───── Study text
LavishNav provides a flexible region naming and search scheme, based around the idea that some names will be absolutely unique. For example, no two countries have the same name on Earth, so United States of America would be unique, as would Canada, Mexico, and so on. Because these names are unique, they will be immediately recognized as pointing to that region. These countries could be said to reside within other regions, such as North America and Earth. So let's pretend we have this little region tree, which consists only of unique names:

  • Earth
    • Africa
    • Antarctica
    • Asia
    • Australia
    • Europe
      • France
      • Germany
    • North America
      • Canada
      • Mexico
      • United States of America
    • South America

For demonstration purposes, all unique names in example trees have been bolded

Fully-Qualified Names

A LavishNav Fully-Qualified Name for any region is its name, and if it has a parent, followed by a period and its parent's FQN. For example, Earth is Earth, but USA is United States of America.North America.Earth. A search name can end at any unique name, but more unique names can be used to verify ancestry.

Descendent Searching

From the first unique name, or if no names in the search are unique, a multiple-level descendent search is performed -- this should be avoided if possible; the more unique names, the better. For example, further divisions of a country can be made. For the USA, this might include state, county, city. Here's a little tree that may be a sub-tree of the above tree:

  • United States of America
    • Massachusetts
      • Boston
      • Lowell
    • Michigan
      • Kent County
        • Ada
        • Lowell
        • Grand Rapids
        • Grandville
    • New York
      • New York County
        • New York City
        • Manhattan

Name Collisions

This tree purposefully shows a name collision to be used more in this article, as well as demonstrates that regions do not necessarily have to follow a strict scheme (notice that Boston, MA and Lowell, MA are not divided into counties). Consider the search Lowell.United States of America. United States of America is unique, and immediately resolves to the proper region. Lowell, however, is not unique, so a true search must be performed, and will match any region named Lowell that is a descendant of United States of America. Here's a problem: there are two regions named Lowell. The system does not attempt to determine which was meant, as both are perfectly accurate for the given search! To select a specific Lowell accurately, the closest unique parent should be used, such as Kent County, or Massachusetts -- or at least a unique parent that isn't likely to contain such a name collision (Michigan is sufficient for Lowell, MI).
──────────
───── Provided data
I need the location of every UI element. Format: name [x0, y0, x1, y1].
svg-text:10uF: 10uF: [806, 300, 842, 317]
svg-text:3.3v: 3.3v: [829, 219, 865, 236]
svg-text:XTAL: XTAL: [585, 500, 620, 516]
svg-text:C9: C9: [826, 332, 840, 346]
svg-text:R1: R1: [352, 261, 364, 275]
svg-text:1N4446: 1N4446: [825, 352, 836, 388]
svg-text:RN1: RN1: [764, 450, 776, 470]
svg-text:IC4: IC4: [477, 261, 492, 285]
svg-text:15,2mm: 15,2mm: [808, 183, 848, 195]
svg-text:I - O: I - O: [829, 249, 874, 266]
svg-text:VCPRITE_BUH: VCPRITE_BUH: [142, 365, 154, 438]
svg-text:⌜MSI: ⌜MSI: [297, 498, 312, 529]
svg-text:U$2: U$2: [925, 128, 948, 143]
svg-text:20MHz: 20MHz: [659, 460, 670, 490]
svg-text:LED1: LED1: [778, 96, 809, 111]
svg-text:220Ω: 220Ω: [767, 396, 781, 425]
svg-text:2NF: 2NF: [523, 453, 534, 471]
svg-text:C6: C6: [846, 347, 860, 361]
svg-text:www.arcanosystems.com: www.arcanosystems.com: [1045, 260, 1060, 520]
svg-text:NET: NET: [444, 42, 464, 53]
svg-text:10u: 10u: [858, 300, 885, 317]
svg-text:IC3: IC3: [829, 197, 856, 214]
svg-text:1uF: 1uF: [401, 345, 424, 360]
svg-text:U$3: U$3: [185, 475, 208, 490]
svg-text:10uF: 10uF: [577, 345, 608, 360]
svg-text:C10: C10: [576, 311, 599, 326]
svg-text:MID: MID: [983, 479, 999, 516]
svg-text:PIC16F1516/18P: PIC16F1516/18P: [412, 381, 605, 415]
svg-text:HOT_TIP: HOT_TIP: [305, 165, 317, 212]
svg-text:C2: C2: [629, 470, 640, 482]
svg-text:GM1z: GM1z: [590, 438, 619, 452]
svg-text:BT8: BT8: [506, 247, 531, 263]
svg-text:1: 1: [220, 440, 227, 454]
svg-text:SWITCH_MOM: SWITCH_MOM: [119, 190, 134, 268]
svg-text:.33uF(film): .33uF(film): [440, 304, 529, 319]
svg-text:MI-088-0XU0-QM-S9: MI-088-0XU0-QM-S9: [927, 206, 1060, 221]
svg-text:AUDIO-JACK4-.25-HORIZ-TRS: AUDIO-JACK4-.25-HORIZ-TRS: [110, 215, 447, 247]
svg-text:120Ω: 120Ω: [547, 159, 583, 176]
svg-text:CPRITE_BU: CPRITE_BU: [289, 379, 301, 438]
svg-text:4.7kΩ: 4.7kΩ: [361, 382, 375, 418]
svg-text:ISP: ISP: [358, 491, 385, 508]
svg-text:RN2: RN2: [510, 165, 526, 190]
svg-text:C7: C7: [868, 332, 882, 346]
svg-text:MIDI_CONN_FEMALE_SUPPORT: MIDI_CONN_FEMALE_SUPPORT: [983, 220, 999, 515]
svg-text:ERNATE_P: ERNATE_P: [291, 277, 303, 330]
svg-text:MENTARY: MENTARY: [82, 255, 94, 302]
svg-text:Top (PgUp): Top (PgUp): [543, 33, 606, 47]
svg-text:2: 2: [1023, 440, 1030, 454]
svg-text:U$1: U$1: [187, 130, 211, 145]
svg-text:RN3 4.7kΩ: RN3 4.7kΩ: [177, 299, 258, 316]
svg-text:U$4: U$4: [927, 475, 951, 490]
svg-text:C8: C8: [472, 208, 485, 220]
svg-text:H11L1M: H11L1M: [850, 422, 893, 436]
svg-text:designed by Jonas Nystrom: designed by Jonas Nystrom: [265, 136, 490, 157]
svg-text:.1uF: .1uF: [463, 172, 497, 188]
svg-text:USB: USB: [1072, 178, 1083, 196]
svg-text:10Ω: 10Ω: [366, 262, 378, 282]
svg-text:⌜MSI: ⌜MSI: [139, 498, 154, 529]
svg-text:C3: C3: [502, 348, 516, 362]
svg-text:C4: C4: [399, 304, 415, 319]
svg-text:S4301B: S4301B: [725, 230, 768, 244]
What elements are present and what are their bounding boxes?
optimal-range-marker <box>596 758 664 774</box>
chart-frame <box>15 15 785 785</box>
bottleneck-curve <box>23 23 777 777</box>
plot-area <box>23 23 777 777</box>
──────────
Work instruction –
Rewrite the LavishNav region naming text from "A LavishNav Fully-Qualified" up to and including "to verify ancestry.", replacing "period" with "dot".

Answer section –
A LavishNav Fully-Qualified Name for any region is its name, and if it has a parent, followed by a dot and its parent's FQN. For example, Earth is Earth, but USA is United States of America.North America.Earth. A search name can end at any unique name, but more unique names can be used to verify ancestry.